Saved data entries:

☆ ☆ ☆ ☆ ☆ ☆ ☆

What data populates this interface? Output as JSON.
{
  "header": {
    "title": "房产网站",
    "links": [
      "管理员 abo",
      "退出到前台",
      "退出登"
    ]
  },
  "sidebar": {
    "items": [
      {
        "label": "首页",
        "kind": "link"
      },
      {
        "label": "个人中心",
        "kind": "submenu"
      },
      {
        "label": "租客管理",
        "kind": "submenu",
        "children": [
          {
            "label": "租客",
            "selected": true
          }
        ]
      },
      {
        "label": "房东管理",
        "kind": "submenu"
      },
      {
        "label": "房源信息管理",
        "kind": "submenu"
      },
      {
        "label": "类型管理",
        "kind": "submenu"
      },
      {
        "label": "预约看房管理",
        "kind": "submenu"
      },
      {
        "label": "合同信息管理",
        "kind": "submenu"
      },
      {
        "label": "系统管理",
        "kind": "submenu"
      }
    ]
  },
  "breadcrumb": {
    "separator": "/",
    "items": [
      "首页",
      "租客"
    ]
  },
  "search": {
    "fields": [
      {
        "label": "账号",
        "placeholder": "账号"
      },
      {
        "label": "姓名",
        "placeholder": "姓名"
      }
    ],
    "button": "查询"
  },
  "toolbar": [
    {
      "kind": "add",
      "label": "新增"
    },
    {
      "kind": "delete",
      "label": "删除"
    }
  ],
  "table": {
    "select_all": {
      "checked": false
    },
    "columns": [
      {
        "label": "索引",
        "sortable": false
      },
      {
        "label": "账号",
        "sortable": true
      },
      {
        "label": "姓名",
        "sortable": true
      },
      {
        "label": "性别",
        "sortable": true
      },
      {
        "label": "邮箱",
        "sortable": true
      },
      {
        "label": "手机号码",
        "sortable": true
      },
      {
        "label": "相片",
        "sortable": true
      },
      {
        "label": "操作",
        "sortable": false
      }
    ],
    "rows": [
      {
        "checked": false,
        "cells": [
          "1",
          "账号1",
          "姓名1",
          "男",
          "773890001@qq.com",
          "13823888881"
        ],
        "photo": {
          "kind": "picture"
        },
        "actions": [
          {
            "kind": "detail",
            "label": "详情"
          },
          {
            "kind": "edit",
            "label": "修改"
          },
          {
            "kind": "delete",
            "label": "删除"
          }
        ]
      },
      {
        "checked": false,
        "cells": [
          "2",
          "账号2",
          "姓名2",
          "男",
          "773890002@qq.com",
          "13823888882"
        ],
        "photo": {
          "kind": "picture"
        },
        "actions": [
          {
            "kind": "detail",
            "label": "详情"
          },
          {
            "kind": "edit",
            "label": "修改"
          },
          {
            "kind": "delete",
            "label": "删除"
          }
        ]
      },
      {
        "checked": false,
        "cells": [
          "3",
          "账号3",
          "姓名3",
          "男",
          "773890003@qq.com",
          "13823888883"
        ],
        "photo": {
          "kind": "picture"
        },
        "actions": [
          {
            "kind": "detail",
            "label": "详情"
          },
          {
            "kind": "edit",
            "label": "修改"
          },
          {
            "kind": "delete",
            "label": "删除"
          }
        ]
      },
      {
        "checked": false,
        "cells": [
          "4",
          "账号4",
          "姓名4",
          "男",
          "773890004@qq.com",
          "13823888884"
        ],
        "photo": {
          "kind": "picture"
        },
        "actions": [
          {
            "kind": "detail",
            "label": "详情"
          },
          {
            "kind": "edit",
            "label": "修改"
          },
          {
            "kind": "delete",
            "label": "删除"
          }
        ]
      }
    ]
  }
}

☆ ☆ ☆ ☆ ☆ ☆ ☆

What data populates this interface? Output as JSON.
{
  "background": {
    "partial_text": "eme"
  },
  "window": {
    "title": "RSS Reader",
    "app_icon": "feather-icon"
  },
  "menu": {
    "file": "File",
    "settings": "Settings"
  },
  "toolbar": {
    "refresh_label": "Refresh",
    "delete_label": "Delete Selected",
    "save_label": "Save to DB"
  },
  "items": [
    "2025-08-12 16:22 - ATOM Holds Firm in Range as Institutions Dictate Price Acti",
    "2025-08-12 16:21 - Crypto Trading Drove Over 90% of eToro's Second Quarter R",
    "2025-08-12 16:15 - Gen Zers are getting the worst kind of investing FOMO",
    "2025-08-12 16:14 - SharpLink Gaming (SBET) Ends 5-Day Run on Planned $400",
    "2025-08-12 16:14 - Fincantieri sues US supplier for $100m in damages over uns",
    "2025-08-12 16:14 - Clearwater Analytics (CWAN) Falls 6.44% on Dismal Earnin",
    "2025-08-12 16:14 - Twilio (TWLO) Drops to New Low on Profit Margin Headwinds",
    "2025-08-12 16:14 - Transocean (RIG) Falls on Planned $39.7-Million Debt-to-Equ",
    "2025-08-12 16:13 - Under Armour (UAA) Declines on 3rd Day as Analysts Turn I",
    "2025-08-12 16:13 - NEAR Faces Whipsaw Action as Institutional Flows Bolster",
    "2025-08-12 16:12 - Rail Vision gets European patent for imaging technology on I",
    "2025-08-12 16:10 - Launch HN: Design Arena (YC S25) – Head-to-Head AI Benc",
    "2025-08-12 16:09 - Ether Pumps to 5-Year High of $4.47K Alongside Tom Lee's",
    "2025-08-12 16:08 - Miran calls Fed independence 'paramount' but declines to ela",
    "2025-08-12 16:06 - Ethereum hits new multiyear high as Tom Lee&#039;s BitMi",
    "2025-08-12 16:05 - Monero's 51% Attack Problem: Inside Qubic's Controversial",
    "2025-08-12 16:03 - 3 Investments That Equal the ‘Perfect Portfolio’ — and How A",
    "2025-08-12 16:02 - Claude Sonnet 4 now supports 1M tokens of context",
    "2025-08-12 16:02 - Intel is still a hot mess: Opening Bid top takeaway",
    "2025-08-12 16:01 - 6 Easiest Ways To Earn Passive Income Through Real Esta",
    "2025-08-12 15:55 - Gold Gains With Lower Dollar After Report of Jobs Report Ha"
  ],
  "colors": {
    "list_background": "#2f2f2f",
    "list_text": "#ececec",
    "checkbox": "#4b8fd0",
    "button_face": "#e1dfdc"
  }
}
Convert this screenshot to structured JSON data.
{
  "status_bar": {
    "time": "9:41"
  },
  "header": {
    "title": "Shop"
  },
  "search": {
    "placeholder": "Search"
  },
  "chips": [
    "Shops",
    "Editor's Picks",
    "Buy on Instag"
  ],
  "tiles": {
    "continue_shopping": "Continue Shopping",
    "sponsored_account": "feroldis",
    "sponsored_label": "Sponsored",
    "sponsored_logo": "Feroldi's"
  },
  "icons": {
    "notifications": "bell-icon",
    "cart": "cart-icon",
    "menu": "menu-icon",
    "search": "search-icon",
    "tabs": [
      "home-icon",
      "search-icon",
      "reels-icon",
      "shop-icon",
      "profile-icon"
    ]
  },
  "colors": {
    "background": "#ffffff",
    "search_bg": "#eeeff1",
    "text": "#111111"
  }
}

☆ ☆ ☆ ☆ ☆ ☆ ☆

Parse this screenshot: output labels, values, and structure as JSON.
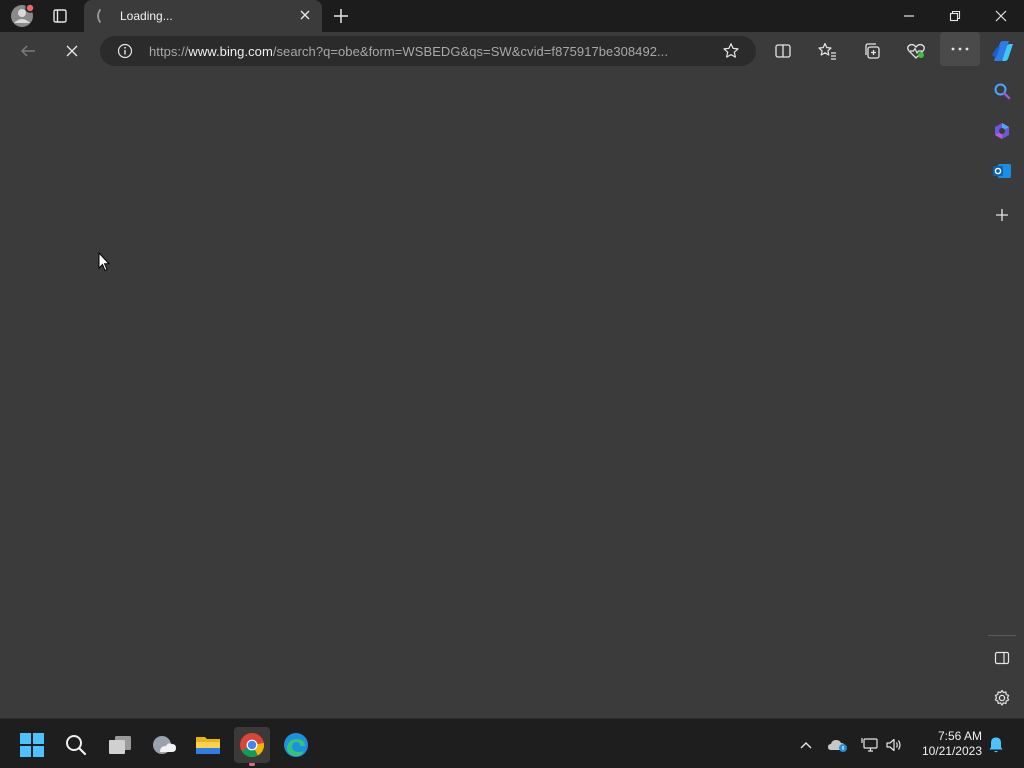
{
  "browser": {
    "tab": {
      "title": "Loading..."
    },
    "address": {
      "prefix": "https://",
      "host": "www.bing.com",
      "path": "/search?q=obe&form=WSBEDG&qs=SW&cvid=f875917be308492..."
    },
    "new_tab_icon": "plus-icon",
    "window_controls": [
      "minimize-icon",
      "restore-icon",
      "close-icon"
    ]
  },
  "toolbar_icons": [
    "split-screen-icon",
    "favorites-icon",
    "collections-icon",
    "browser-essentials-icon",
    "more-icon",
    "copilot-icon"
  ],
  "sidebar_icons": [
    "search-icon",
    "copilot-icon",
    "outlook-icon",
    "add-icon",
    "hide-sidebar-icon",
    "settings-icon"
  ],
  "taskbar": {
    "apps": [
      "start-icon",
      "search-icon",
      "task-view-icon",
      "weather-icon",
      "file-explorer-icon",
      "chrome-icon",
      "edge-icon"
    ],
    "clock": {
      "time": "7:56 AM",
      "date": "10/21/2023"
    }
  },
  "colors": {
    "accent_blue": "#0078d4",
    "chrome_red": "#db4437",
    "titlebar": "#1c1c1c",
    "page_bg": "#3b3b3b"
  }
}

☆ ☆ ☆ ☆ ☆ ☆ ☆

TASK BRIEF: Review the preceding data and report every line that includes the string "placeholder".

THE RESPONSE:
        "placeholder": "账号"
        "placeholder": "姓名"
    "placeholder": "Search"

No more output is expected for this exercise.